### MATERIAL FOR THIS TASK

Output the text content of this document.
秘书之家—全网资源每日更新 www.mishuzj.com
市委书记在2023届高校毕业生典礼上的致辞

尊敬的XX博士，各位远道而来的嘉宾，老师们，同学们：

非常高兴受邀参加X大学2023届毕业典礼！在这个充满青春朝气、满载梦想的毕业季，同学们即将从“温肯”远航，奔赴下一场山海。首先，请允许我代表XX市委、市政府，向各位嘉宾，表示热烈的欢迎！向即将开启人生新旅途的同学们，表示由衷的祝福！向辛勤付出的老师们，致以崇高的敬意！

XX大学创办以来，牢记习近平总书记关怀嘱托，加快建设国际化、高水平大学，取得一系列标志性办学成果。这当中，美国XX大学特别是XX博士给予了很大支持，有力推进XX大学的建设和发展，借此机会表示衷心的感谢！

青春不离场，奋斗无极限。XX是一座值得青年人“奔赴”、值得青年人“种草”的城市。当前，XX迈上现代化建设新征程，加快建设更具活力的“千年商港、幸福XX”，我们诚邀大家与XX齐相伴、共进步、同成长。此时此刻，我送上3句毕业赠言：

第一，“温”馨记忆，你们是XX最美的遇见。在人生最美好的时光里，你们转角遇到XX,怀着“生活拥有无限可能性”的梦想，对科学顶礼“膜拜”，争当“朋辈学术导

######

→ **TASK DESCRIPTION**
Please set down all the data word for word.

→ **OUTPUT OF THE TASK**
Output the text content of this document.
秘书之家—全网资源每日更新 www.mishuzj.com
市委书记在2023届高校毕业生典礼上的致辞

尊敬的XX博士，各位远道而来的嘉宾，老师们，同学们：

非常高兴受邀参加X大学2023届毕业典礼！在这个充满青春朝气、满载梦想的毕业季，同学们即将从“温肯”远航，奔赴下一场山海。首先，请允许我代表XX市委、市政府，向各位嘉宾，表示热烈的欢迎！向即将开启人生新旅途的同学们，表示由衷的祝福！向辛勤付出的老师们，致以崇高的敬意！

XX大学创办以来，牢记习近平总书记关怀嘱托，加快建设国际化、高水平大学，取得一系列标志性办学成果。这当中，美国XX大学特别是XX博士给予了很大支持，有力推进XX大学的建设和发展，借此机会表示衷心的感谢！

青春不离场，奋斗无极限。XX是一座值得青年人“奔赴”、值得青年人“种草”的城市。当前，XX迈上现代化建设新征程，加快建设更具活力的“千年商港、幸福XX”，我们诚邀大家与XX齐相伴、共进步、同成长。此时此刻，我送上3句毕业赠言：

第一，“温”馨记忆，你们是XX最美的遇见。在人生最美好的时光里，你们转角遇到XX,怀着“生活拥有无限可能性”的梦想，对科学顶礼“膜拜”，争当“朋辈学术导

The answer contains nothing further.